◆ **DESCRIPTION OF THE TASK**
Return the lines where the word "many" occurs.

◆ **Data records**
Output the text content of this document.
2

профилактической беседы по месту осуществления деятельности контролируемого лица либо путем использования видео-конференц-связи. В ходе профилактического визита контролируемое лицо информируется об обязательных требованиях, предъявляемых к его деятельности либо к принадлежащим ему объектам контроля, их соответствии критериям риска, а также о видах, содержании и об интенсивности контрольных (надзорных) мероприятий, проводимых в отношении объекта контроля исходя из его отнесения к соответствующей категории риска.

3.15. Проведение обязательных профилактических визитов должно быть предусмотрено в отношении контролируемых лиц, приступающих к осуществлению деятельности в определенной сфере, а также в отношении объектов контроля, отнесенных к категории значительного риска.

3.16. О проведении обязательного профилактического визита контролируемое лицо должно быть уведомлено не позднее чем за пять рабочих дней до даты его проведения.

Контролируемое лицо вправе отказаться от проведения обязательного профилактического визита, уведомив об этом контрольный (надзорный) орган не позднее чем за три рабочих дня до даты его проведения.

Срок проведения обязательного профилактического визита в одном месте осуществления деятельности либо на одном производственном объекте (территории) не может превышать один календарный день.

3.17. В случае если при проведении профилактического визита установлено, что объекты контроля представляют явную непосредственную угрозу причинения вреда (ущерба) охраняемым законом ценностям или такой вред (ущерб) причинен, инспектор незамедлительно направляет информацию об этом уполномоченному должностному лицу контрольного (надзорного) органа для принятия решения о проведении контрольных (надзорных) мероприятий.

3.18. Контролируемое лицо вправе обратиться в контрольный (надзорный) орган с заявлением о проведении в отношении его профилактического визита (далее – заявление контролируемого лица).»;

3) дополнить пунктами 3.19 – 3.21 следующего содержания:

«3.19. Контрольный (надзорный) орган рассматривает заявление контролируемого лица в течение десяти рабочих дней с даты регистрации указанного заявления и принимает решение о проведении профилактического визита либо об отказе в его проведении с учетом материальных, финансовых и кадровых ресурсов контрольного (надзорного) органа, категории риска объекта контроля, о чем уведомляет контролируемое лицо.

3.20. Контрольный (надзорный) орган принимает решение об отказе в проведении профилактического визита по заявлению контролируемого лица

* * *

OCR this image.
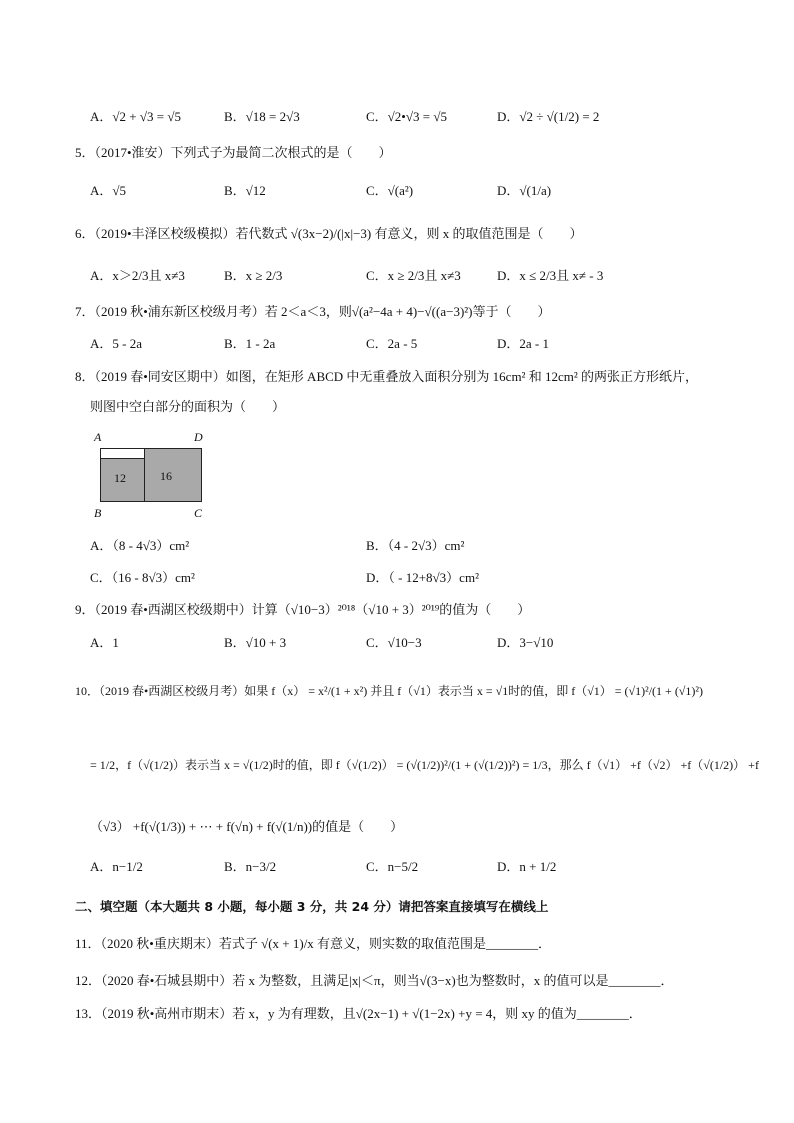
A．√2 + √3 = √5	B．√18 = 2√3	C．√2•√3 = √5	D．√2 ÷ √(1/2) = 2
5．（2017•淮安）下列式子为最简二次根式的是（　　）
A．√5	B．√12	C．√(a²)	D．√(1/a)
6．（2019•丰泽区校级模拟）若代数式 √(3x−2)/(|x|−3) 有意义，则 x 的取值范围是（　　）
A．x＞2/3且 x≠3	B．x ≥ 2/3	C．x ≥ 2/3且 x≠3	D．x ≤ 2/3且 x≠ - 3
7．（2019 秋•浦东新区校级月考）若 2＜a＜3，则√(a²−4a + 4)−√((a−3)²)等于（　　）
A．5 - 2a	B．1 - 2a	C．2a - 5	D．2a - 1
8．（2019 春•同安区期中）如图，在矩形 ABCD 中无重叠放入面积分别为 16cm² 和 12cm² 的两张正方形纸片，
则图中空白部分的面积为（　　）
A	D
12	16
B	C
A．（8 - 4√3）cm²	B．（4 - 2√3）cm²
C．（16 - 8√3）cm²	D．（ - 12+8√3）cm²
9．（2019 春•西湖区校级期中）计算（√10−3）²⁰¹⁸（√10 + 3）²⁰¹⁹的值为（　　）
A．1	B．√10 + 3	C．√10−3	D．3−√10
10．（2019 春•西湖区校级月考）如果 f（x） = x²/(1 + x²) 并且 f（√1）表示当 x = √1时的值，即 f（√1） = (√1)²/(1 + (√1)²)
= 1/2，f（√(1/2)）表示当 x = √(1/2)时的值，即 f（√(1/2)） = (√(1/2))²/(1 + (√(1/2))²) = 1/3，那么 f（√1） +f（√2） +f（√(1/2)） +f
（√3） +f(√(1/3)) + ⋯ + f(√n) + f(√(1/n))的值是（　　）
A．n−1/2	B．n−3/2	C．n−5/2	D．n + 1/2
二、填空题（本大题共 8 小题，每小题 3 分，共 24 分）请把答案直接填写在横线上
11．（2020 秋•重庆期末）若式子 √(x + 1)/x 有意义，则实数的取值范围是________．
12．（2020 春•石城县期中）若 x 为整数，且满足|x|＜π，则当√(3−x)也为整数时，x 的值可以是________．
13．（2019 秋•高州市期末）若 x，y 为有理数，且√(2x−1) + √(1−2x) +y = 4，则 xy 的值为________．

---

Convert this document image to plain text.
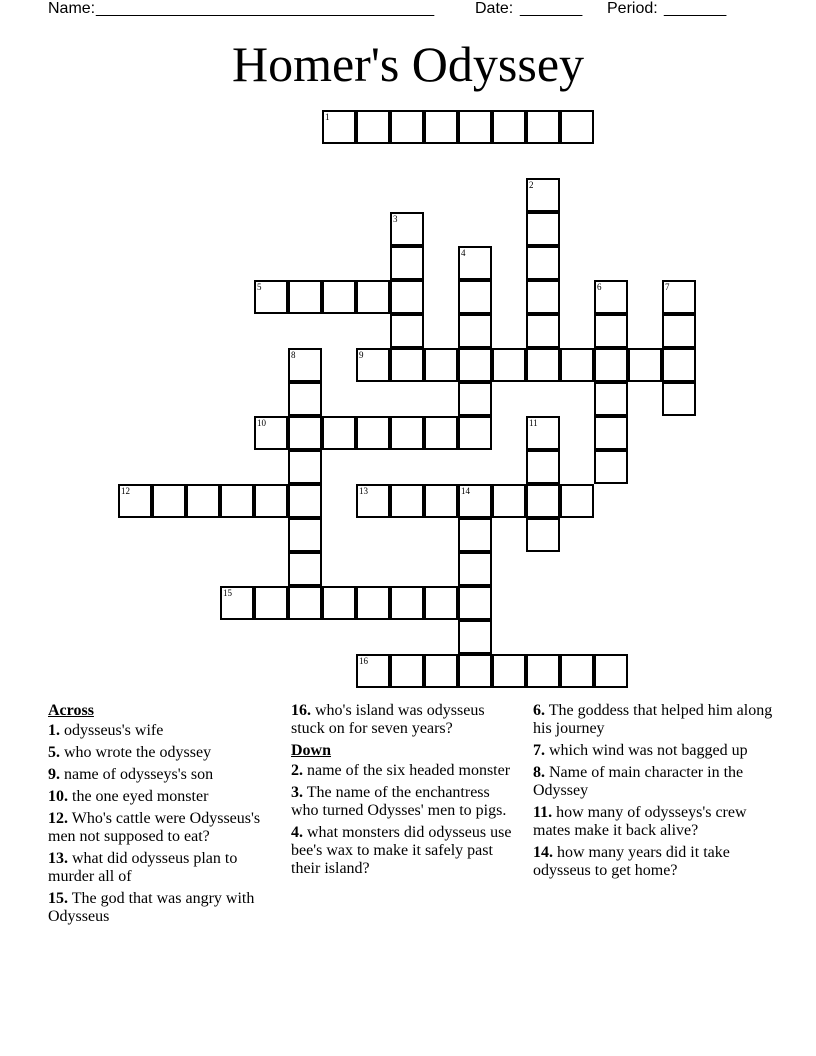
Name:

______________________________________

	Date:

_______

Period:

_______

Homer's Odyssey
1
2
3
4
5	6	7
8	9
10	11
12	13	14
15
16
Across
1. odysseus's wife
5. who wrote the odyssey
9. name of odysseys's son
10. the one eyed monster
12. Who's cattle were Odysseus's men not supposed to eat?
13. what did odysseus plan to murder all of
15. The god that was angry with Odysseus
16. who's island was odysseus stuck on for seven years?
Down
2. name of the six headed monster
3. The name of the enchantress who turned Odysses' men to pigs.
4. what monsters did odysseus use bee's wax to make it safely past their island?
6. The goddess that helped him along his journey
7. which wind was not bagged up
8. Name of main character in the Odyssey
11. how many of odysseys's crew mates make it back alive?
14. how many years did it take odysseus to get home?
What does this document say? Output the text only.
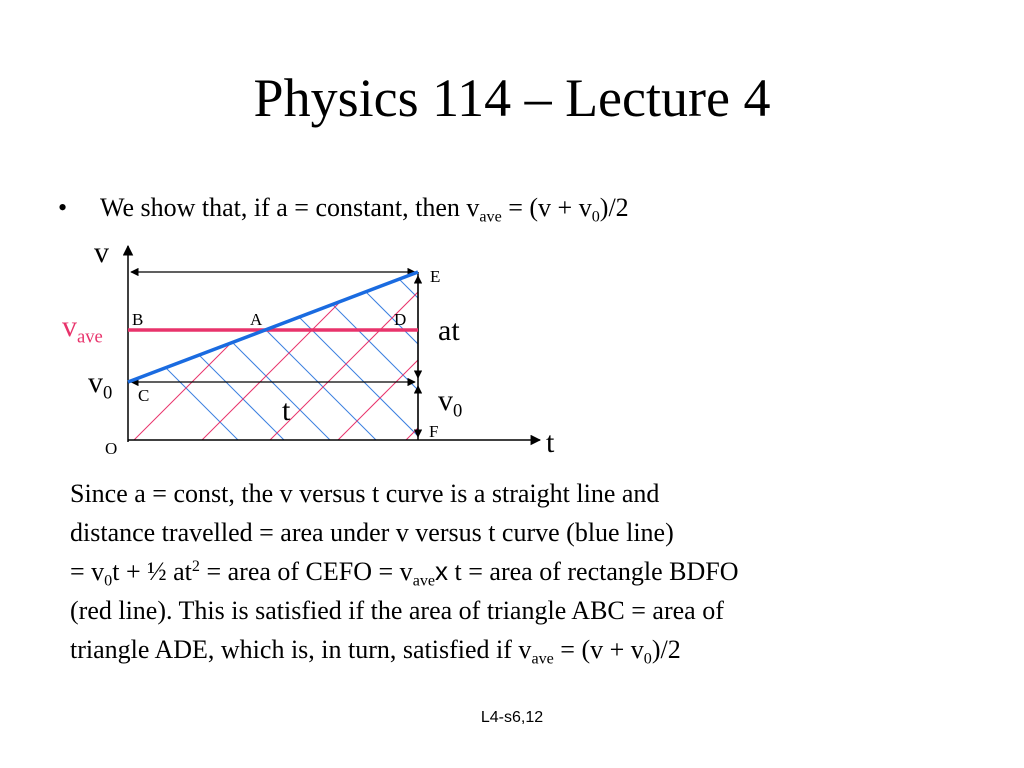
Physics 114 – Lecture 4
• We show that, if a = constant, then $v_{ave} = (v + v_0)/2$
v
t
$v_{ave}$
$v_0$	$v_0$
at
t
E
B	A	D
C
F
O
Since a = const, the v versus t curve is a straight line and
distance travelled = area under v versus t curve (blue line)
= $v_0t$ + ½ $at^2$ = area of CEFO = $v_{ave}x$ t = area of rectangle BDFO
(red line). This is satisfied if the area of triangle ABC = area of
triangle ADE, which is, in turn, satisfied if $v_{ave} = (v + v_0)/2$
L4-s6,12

◆ **PROBLEM SOLUTION**
11. how many of odysseys's crew mates make it back alive?
14. how many years did it take odysseus to get home?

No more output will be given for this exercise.